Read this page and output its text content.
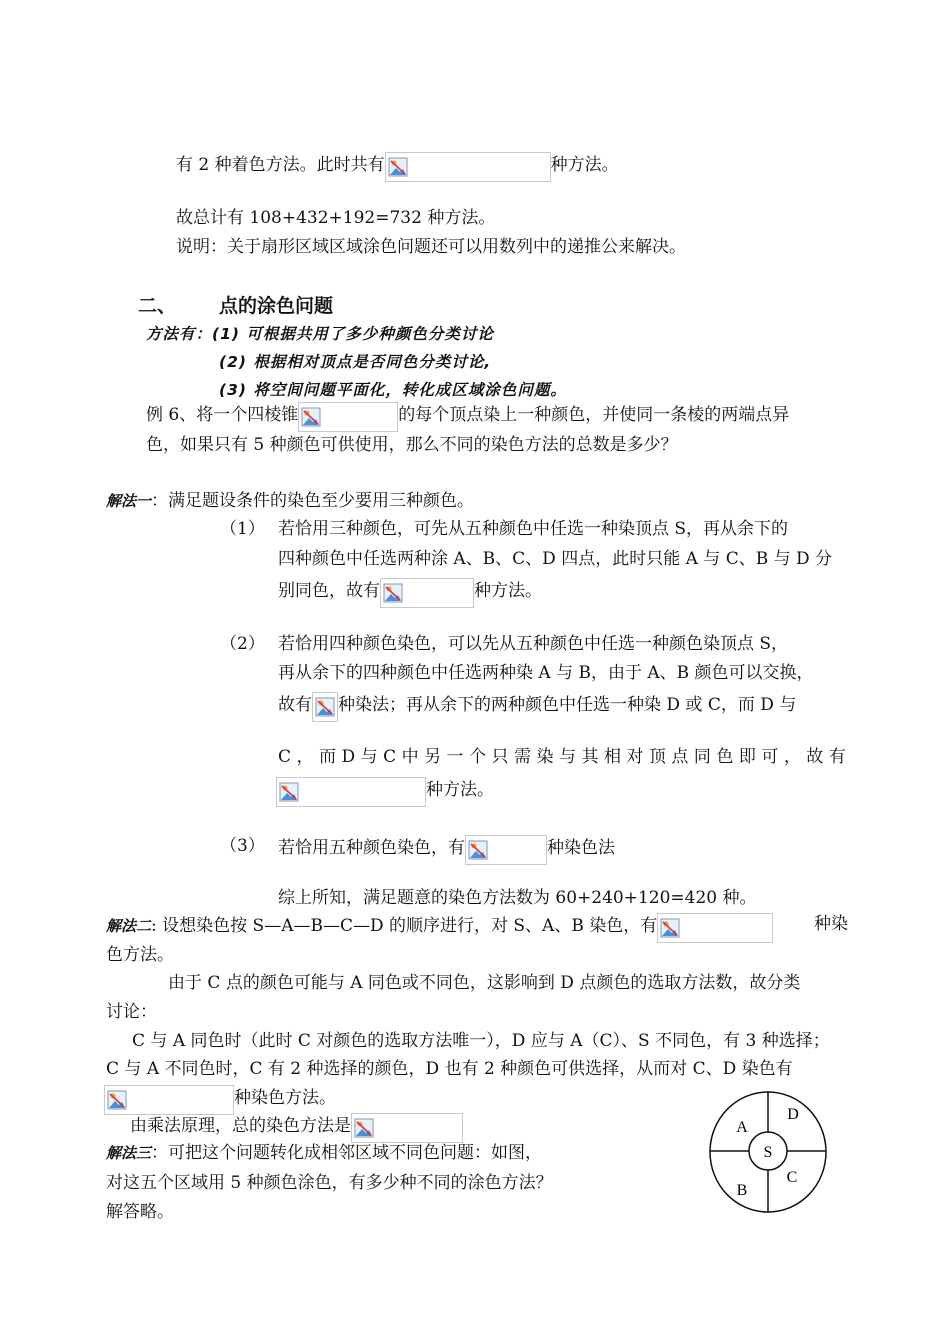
有 2 种着色方法。此时共有	种方法。
故总计有 108+432+192=732 种方法。
说明：关于扇形区域区域涂色问题还可以用数列中的递推公来解决。
二、 点的涂色问题
方法有：(1) 可根据共用了多少种颜色分类讨论
(2) 根据相对顶点是否同色分类讨论,
(3) 将空间问题平面化，转化成区域涂色问题。
例 6、将一个四棱锥	的每个顶点染上一种颜色，并使同一条棱的两端点异
色，如果只有 5 种颜色可供使用，那么不同的染色方法的总数是多少？
解法一：满足题设条件的染色至少要用三种颜色。
（1） 若恰用三种颜色，可先从五种颜色中任选一种染顶点 S，再从余下的
四种颜色中任选两种涂 A、B、C、D 四点，此时只能 A 与 C、B 与 D 分
别同色，故有	种方法。
（2） 若恰用四种颜色染色，可以先从五种颜色中任选一种颜色染顶点 S，
再从余下的四种颜色中任选两种染 A 与 B，由于 A、B 颜色可以交换，
故有 种染法；再从余下的两种颜色中任选一种染 D 或 C，而 D 与
C ， 而 D 与 C 中 另 一 个 只 需 染 与 其 相 对 顶 点 同 色 即 可 ， 故 有
种方法。
（3） 若恰用五种颜色染色，有	种染色法
综上所知，满足题意的染色方法数为 60+240+120=420 种。
解法二: 设想染色按 S—A—B—C—D 的顺序进行，对 S、A、B 染色，有	种染
色方法。
由于 C 点的颜色可能与 A 同色或不同色，这影响到 D 点颜色的选取方法数，故分类
讨论：
C 与 A 同色时（此时 C 对颜色的选取方法唯一），D 应与 A（C）、S 不同色，有 3 种选择；
C 与 A 不同色时，C 有 2 种选择的颜色，D 也有 2 种颜色可供选择，从而对 C、D 染色有
种染色方法。
由乘法原理，总的染色方法是
解法三：可把这个问题转化成相邻区域不同色问题：如图，
对这五个区域用 5 种颜色涂色，有多少种不同的涂色方法？
解答略。
S
A
D
C
B
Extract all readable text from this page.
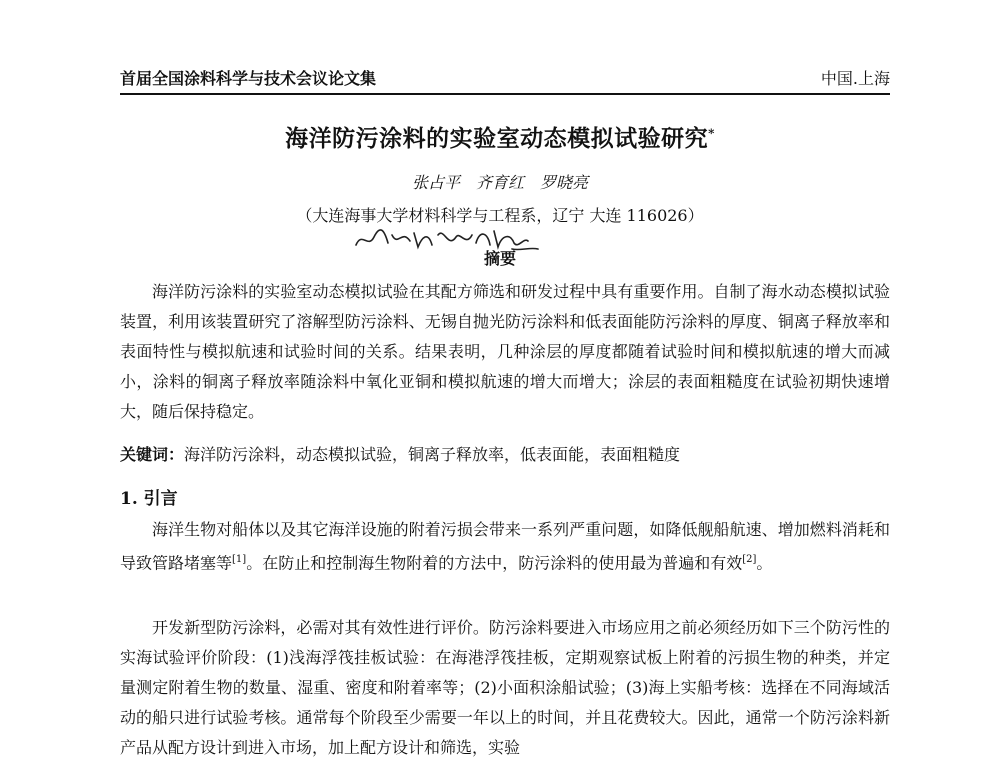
首届全国涂料科学与技术会议论文集	中国.上海
海洋防污涂料的实验室动态模拟试验研究*
张占平　齐育红　罗晓亮
（大连海事大学材料科学与工程系，辽宁 大连 116026）
摘要
海洋防污涂料的实验室动态模拟试验在其配方筛选和研发过程中具有重要作用。自制了海水动态模拟试验装置，利用该装置研究了溶解型防污涂料、无锡自抛光防污涂料和低表面能防污涂料的厚度、铜离子释放率和表面特性与模拟航速和试验时间的关系。结果表明，几种涂层的厚度都随着试验时间和模拟航速的增大而减小，涂料的铜离子释放率随涂料中氧化亚铜和模拟航速的增大而增大；涂层的表面粗糙度在试验初期快速增大，随后保持稳定。
关键词：海洋防污涂料，动态模拟试验，铜离子释放率，低表面能，表面粗糙度
1. 引言
海洋生物对船体以及其它海洋设施的附着污损会带来一系列严重问题，如降低舰船航速、增加燃料消耗和导致管路堵塞等[1]。在防止和控制海生物附着的方法中，防污涂料的使用最为普遍和有效[2]。
开发新型防污涂料，必需对其有效性进行评价。防污涂料要进入市场应用之前必须经历如下三个防污性的实海试验评价阶段：(1)浅海浮筏挂板试验：在海港浮筏挂板，定期观察试板上附着的污损生物的种类，并定量测定附着生物的数量、湿重、密度和附着率等；(2)小面积涂船试验；(3)海上实船考核：选择在不同海域活动的船只进行试验考核。通常每个阶段至少需要一年以上的时间，并且花费较大。因此，通常一个防污涂料新产品从配方设计到进入市场，加上配方设计和筛选，实验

■ PROBLEM STATEMENT ■
Leave the pictures out and copy the rest of the data exactly.

■ FINISHED EXERCISE ■
Read this page and output its text content.
有 2 种着色方法。此时共有	种方法。
故总计有 108+432+192=732 种方法。
说明：关于扇形区域区域涂色问题还可以用数列中的递推公来解决。
二、 点的涂色问题
方法有：(1) 可根据共用了多少种颜色分类讨论
(2) 根据相对顶点是否同色分类讨论,
(3) 将空间问题平面化，转化成区域涂色问题。
例 6、将一个四棱锥	的每个顶点染上一种颜色，并使同一条棱的两端点异
色，如果只有 5 种颜色可供使用，那么不同的染色方法的总数是多少？
解法一：满足题设条件的染色至少要用三种颜色。
（1） 若恰用三种颜色，可先从五种颜色中任选一种染顶点 S，再从余下的
四种颜色中任选两种涂 A、B、C、D 四点，此时只能 A 与 C、B 与 D 分
别同色，故有	种方法。
（2） 若恰用四种颜色染色，可以先从五种颜色中任选一种颜色染顶点 S，
再从余下的四种颜色中任选两种染 A 与 B，由于 A、B 颜色可以交换，
故有 种染法；再从余下的两种颜色中任选一种染 D 或 C，而 D 与
C ， 而 D 与 C 中 另 一 个 只 需 染 与 其 相 对 顶 点 同 色 即 可 ， 故 有
种方法。
（3） 若恰用五种颜色染色，有	种染色法
综上所知，满足题意的染色方法数为 60+240+120=420 种。
解法二: 设想染色按 S—A—B—C—D 的顺序进行，对 S、A、B 染色，有	种染
色方法。
由于 C 点的颜色可能与 A 同色或不同色，这影响到 D 点颜色的选取方法数，故分类
讨论：
C 与 A 同色时（此时 C 对颜色的选取方法唯一），D 应与 A（C）、S 不同色，有 3 种选择；
C 与 A 不同色时，C 有 2 种选择的颜色，D 也有 2 种颜色可供选择，从而对 C、D 染色有
种染色方法。
由乘法原理，总的染色方法是
解法三：可把这个问题转化成相邻区域不同色问题：如图，
对这五个区域用 5 种颜色涂色，有多少种不同的涂色方法？
解答略。
S
A
D
C
B
Extract all readable text from this page.
首届全国涂料科学与技术会议论文集	中国.上海
海洋防污涂料的实验室动态模拟试验研究*
张占平　齐育红　罗晓亮
（大连海事大学材料科学与工程系，辽宁 大连 116026）
摘要
海洋防污涂料的实验室动态模拟试验在其配方筛选和研发过程中具有重要作用。自制了海水动态模拟试验装置，利用该装置研究了溶解型防污涂料、无锡自抛光防污涂料和低表面能防污涂料的厚度、铜离子释放率和表面特性与模拟航速和试验时间的关系。结果表明，几种涂层的厚度都随着试验时间和模拟航速的增大而减小，涂料的铜离子释放率随涂料中氧化亚铜和模拟航速的增大而增大；涂层的表面粗糙度在试验初期快速增大，随后保持稳定。
关键词：海洋防污涂料，动态模拟试验，铜离子释放率，低表面能，表面粗糙度
1. 引言
海洋生物对船体以及其它海洋设施的附着污损会带来一系列严重问题，如降低舰船航速、增加燃料消耗和导致管路堵塞等[1]。在防止和控制海生物附着的方法中，防污涂料的使用最为普遍和有效[2]。
开发新型防污涂料，必需对其有效性进行评价。防污涂料要进入市场应用之前必须经历如下三个防污性的实海试验评价阶段：(1)浅海浮筏挂板试验：在海港浮筏挂板，定期观察试板上附着的污损生物的种类，并定量测定附着生物的数量、湿重、密度和附着率等；(2)小面积涂船试验；(3)海上实船考核：选择在不同海域活动的船只进行试验考核。通常每个阶段至少需要一年以上的时间，并且花费较大。因此，通常一个防污涂料新产品从配方设计到进入市场，加上配方设计和筛选，实验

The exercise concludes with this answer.